▽

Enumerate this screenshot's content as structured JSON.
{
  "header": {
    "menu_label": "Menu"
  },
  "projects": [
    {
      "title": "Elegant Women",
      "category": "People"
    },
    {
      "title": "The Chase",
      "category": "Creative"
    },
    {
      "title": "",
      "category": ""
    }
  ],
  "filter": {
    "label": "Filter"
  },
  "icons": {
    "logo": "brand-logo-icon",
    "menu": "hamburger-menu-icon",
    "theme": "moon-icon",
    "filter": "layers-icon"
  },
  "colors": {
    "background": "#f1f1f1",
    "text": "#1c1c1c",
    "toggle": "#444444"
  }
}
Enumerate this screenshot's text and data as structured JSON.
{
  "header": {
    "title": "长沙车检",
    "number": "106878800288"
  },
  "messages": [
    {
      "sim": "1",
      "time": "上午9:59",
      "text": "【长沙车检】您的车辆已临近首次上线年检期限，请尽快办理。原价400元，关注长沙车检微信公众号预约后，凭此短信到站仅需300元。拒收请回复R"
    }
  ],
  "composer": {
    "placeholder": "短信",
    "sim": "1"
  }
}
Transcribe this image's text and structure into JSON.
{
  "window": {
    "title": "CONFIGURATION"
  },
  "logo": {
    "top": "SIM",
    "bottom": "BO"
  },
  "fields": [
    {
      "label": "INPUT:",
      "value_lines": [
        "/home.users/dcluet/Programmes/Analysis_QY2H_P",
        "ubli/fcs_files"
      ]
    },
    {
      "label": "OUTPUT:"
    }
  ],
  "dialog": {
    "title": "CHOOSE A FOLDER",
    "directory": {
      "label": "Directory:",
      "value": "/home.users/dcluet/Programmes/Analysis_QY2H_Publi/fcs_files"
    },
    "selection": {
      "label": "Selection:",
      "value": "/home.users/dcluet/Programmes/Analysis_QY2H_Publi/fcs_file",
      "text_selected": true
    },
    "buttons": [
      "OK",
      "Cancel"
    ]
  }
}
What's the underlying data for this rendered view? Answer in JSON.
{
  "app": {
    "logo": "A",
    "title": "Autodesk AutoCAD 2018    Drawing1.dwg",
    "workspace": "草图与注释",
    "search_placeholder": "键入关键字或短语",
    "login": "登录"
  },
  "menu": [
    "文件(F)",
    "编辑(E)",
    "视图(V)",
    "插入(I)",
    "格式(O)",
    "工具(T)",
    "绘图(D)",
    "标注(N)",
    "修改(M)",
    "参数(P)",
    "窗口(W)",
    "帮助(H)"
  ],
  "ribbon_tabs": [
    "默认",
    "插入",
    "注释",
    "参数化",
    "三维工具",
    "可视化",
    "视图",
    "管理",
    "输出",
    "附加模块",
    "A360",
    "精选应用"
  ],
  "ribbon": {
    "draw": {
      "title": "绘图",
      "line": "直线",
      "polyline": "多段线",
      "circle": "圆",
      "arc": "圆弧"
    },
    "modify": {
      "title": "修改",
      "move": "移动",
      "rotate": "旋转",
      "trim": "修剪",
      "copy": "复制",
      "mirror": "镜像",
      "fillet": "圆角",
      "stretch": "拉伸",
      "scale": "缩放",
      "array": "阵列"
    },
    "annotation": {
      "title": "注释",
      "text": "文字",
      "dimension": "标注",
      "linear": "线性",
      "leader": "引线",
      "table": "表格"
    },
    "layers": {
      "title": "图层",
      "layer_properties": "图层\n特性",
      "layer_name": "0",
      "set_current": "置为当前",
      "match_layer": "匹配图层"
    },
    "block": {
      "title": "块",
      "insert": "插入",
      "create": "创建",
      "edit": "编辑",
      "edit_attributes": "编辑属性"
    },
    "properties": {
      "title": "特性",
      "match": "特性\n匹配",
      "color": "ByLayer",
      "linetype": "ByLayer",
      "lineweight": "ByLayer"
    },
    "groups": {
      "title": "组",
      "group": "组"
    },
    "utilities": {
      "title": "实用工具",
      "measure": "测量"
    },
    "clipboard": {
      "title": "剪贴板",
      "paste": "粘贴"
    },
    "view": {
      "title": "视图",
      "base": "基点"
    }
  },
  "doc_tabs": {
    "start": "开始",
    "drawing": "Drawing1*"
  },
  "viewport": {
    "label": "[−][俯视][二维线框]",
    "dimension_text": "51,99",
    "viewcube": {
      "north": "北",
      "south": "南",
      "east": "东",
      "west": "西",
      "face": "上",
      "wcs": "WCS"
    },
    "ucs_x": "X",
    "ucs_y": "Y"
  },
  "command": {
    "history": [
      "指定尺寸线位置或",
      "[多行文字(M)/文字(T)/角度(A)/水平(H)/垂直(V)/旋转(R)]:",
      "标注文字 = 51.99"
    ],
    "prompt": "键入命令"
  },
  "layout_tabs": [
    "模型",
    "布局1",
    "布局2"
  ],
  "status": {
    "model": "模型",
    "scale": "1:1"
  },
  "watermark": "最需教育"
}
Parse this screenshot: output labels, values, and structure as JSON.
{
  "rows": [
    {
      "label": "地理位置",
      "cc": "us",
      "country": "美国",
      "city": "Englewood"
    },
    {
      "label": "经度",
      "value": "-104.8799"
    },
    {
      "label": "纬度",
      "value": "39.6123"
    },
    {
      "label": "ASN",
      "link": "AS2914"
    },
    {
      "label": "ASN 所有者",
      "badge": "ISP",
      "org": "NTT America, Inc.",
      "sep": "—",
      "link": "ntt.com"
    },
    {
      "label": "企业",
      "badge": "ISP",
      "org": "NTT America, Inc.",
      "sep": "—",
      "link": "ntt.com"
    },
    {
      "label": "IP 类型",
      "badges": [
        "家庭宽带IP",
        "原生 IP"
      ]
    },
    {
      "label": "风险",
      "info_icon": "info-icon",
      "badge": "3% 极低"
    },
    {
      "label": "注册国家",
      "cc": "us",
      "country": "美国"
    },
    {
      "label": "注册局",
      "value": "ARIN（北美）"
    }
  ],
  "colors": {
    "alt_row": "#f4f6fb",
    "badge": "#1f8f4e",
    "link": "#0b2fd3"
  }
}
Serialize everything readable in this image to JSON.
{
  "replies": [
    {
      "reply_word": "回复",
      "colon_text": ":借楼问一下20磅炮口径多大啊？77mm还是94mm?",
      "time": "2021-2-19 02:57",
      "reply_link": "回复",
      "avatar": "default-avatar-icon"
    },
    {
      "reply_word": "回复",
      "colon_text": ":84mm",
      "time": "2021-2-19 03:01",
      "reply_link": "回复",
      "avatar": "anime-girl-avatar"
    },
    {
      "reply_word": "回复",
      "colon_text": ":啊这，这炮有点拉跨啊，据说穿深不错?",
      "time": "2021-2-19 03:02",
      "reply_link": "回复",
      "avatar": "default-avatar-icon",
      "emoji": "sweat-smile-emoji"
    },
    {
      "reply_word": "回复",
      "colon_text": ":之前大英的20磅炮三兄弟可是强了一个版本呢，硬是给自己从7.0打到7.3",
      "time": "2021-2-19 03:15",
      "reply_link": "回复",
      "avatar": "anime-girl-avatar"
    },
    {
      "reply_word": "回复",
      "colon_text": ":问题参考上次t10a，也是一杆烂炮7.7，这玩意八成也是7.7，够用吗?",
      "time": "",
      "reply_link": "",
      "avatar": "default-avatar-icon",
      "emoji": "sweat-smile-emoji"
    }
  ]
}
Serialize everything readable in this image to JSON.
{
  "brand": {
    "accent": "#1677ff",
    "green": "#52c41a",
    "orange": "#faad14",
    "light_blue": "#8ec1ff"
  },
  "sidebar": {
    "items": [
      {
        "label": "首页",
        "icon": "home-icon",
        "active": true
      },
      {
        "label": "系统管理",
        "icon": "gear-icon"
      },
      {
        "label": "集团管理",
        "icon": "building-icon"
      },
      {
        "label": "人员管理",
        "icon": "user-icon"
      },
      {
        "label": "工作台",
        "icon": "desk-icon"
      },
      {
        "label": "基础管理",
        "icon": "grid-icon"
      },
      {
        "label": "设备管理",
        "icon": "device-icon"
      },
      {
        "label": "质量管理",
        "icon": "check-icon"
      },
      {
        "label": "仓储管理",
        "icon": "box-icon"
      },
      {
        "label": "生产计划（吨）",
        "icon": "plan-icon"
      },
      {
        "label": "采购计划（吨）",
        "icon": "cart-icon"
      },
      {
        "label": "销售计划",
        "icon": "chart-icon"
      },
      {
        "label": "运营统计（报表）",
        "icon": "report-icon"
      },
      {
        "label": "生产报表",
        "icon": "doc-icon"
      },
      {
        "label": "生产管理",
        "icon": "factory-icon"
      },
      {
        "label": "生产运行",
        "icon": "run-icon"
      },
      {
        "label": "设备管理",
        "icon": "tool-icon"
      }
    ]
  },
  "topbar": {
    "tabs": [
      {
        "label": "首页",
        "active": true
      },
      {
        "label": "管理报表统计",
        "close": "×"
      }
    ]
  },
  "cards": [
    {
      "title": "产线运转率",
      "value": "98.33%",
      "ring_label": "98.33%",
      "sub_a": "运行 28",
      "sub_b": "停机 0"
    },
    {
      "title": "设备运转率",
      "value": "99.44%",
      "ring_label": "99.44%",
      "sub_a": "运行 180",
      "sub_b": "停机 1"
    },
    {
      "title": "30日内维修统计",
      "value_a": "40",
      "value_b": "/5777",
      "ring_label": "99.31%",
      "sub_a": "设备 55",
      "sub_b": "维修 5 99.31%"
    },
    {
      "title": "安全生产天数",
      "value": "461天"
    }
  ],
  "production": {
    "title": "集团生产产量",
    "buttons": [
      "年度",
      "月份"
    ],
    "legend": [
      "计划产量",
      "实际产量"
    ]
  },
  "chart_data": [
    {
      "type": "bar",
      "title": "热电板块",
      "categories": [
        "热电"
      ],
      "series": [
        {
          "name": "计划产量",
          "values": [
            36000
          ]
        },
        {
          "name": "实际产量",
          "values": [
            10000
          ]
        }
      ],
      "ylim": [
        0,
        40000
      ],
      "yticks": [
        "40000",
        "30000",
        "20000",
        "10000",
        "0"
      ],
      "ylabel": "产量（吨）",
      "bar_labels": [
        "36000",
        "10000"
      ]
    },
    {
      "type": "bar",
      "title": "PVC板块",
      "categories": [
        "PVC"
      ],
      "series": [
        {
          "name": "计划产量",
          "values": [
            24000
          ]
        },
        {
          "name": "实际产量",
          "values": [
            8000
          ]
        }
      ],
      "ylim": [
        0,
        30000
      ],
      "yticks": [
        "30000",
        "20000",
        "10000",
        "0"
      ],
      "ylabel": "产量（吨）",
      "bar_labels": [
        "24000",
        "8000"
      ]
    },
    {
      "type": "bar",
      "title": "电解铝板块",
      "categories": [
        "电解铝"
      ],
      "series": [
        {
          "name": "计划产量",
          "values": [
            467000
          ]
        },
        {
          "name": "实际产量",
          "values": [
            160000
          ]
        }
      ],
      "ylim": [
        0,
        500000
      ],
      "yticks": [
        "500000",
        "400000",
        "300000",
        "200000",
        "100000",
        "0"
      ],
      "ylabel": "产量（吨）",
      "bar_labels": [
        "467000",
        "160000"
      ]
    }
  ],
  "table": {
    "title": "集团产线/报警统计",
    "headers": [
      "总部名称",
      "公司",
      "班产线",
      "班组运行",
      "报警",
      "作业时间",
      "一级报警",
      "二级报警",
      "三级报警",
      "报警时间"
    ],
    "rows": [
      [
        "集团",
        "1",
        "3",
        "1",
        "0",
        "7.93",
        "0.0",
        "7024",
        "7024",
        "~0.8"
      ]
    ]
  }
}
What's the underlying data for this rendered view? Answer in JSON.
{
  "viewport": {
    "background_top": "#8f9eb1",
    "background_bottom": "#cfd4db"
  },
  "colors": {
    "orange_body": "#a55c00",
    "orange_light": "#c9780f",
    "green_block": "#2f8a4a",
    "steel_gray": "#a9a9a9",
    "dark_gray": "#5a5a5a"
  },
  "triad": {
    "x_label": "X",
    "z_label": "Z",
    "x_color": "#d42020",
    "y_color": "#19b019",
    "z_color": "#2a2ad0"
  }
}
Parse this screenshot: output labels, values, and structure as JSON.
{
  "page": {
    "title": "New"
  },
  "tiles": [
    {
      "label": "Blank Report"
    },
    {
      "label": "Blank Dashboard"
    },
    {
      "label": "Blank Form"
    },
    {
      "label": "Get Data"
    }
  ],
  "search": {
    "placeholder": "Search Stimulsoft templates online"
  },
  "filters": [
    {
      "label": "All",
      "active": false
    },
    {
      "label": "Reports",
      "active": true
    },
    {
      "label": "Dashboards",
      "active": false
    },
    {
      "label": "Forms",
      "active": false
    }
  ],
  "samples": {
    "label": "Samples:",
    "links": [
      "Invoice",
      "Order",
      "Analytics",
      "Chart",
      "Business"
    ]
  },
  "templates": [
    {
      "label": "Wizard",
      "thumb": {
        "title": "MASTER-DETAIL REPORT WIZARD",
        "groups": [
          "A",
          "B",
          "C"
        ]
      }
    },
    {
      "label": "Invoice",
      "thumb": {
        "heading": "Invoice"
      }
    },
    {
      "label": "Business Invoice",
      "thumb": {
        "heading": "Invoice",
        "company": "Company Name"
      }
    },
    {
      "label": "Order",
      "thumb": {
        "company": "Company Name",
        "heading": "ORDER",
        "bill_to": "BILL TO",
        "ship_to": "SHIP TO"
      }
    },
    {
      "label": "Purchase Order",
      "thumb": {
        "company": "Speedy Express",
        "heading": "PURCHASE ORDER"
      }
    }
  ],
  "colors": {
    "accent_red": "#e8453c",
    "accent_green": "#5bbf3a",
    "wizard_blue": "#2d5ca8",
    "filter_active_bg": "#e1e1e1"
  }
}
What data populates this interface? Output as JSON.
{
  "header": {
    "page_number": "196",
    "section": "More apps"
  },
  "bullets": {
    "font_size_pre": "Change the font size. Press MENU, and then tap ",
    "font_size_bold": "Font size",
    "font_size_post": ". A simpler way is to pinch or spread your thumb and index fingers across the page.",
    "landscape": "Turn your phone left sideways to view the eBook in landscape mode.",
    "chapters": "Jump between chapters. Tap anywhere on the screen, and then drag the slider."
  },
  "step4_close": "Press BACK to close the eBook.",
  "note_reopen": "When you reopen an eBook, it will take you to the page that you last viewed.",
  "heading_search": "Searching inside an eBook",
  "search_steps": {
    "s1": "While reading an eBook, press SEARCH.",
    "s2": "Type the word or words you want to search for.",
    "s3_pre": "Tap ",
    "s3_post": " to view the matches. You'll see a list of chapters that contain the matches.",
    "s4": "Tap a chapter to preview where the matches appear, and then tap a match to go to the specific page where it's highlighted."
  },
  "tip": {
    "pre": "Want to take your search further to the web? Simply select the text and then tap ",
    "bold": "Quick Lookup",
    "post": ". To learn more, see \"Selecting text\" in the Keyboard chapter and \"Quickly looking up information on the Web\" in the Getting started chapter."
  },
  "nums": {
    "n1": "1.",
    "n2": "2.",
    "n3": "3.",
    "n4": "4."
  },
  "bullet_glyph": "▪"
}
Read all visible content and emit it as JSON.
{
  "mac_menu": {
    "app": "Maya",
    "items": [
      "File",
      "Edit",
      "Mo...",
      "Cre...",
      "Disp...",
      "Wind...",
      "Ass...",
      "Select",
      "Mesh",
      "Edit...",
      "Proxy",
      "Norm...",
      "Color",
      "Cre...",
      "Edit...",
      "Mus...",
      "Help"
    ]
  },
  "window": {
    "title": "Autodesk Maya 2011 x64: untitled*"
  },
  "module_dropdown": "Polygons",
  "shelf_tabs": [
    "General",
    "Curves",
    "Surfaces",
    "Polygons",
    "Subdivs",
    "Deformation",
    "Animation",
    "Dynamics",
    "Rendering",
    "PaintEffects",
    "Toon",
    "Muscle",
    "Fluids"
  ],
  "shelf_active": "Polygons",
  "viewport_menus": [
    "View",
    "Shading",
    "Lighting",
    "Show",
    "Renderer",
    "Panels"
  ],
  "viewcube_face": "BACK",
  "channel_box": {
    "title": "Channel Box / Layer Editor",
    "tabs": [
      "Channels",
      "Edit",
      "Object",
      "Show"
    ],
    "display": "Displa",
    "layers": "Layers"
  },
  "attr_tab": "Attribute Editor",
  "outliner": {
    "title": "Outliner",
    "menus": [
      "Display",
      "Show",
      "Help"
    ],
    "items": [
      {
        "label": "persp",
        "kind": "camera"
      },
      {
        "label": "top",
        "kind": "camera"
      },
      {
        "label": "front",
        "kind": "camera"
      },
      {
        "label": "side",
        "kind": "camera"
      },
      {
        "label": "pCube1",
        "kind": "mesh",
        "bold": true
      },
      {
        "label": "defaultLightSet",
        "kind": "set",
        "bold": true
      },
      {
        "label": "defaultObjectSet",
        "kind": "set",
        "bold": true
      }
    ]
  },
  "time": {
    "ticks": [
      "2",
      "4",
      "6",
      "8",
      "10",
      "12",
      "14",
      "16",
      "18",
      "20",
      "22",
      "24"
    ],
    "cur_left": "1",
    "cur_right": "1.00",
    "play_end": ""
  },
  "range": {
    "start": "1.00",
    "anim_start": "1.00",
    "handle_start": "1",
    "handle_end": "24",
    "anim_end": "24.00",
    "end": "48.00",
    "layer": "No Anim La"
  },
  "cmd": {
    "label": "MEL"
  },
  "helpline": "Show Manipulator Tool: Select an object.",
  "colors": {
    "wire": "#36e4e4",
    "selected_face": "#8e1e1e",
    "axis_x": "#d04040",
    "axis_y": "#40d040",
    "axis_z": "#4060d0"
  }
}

△

» **Task brief**
Spot every line that holds "Editor" and copy it.

» **Response for this exercise**
    "title": "Channel Box / Layer Editor",
  "attr_tab": "Attribute Editor",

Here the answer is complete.